= Material for this exercise =
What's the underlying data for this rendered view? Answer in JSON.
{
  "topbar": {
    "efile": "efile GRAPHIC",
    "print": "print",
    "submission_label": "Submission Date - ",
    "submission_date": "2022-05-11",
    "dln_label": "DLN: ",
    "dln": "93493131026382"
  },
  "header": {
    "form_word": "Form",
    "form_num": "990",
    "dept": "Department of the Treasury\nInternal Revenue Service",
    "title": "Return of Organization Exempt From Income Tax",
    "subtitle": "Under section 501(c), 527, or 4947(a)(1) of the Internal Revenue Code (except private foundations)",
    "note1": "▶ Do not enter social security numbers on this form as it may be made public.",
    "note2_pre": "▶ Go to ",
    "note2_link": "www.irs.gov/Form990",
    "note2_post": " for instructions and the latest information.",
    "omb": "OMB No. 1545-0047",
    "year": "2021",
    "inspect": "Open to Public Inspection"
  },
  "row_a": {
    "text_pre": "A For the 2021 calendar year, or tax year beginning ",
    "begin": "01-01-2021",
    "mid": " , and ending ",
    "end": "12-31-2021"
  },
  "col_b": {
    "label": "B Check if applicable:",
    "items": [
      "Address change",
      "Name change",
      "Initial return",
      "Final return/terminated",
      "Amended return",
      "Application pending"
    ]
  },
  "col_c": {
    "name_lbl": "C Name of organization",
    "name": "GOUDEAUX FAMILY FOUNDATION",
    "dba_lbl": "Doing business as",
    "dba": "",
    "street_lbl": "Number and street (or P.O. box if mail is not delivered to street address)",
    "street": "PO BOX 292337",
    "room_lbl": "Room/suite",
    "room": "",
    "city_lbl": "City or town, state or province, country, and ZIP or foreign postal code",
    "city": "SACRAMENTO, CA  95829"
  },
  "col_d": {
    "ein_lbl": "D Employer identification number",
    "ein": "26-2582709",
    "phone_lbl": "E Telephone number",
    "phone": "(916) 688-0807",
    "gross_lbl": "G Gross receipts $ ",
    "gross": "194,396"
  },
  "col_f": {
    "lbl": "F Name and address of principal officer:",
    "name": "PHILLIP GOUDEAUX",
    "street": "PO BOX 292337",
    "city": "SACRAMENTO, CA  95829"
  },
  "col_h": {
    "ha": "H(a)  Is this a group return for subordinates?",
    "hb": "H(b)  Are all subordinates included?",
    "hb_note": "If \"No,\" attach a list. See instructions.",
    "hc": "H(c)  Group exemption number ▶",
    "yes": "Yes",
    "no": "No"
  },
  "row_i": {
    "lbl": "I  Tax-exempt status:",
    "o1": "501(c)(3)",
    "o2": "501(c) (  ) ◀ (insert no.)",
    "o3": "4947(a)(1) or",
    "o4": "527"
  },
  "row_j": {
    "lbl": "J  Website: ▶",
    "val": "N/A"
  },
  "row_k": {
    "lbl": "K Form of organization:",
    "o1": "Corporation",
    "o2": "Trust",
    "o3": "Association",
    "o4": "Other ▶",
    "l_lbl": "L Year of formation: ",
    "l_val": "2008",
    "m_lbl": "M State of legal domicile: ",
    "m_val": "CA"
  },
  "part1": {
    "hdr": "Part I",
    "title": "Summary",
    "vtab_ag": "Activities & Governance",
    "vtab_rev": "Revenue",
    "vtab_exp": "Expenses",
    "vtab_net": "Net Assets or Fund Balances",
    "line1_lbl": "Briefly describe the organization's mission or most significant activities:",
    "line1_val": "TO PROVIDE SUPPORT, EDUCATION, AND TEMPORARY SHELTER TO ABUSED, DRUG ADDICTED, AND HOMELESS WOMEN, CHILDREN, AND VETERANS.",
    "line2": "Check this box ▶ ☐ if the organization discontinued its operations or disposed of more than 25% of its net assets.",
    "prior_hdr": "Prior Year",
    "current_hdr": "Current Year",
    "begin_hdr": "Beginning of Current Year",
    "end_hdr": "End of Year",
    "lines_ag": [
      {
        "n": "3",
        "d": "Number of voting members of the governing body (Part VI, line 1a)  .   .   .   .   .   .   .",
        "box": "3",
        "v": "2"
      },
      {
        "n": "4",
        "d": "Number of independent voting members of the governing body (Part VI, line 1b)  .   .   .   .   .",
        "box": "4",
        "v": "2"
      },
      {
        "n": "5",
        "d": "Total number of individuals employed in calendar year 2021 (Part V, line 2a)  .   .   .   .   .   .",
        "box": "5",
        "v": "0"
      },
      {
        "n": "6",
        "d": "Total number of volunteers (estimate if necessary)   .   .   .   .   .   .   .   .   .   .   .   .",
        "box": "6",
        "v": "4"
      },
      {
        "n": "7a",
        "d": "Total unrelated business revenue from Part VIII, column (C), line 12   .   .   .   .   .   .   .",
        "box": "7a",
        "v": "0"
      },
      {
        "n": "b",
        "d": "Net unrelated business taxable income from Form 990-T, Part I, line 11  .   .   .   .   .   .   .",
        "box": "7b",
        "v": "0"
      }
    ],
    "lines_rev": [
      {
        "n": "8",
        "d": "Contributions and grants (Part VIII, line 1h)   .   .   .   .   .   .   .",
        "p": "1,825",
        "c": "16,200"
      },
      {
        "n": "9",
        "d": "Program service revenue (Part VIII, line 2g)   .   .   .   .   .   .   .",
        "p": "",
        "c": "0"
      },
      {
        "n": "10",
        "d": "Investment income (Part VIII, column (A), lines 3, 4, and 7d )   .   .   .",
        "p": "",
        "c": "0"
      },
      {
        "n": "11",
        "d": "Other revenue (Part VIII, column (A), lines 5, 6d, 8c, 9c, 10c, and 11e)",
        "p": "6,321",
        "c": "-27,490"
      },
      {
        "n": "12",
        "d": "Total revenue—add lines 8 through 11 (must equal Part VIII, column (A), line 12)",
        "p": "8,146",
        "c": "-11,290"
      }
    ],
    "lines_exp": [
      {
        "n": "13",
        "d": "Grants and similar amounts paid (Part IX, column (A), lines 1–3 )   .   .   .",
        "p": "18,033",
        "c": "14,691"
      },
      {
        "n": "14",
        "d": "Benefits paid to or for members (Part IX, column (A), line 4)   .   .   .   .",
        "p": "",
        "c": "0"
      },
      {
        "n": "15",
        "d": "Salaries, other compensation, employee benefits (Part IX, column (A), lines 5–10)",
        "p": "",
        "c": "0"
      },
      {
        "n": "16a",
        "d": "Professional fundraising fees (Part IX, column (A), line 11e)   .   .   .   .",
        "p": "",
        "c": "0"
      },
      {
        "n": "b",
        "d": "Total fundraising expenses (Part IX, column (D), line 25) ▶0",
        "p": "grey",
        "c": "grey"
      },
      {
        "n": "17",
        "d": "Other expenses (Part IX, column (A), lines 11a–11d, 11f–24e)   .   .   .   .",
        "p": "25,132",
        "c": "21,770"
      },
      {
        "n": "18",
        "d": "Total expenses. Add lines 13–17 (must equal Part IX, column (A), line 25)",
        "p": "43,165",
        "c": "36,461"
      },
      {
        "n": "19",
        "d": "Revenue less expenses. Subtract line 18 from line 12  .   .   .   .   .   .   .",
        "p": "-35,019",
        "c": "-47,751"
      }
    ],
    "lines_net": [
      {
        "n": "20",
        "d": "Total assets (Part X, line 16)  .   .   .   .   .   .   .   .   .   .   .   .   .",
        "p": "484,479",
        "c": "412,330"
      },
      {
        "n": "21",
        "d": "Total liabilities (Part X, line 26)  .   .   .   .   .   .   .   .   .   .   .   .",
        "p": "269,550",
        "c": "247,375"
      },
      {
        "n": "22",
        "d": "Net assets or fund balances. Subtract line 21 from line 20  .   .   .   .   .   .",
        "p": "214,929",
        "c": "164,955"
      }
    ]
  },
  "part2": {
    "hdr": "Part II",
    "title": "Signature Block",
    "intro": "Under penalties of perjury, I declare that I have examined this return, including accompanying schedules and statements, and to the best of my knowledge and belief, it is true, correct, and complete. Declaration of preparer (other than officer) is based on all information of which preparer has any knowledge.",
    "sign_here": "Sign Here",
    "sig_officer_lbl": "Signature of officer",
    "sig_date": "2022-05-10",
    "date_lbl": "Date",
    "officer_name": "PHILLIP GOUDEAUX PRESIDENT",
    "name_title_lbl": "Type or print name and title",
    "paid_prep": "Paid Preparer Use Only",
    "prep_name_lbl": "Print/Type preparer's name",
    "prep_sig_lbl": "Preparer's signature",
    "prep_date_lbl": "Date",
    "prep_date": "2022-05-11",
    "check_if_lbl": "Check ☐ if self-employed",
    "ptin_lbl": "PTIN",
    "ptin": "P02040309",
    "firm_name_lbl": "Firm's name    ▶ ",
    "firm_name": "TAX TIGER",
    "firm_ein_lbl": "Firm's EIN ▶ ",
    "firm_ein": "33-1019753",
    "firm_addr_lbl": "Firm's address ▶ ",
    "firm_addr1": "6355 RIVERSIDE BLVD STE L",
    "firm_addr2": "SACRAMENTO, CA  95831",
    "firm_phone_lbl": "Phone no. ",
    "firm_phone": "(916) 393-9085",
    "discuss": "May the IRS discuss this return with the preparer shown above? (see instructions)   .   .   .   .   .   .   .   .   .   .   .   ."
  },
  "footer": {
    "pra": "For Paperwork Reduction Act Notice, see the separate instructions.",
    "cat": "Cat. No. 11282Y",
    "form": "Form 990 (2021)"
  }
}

= What to do =
Scan the entries above. Copy each line that has the string "GOUDEAUX".

= Answer for this exercise =
    "name": "GOUDEAUX FAMILY FOUNDATION",
    "name": "PHILLIP GOUDEAUX",
    "officer_name": "PHILLIP GOUDEAUX PRESIDENT",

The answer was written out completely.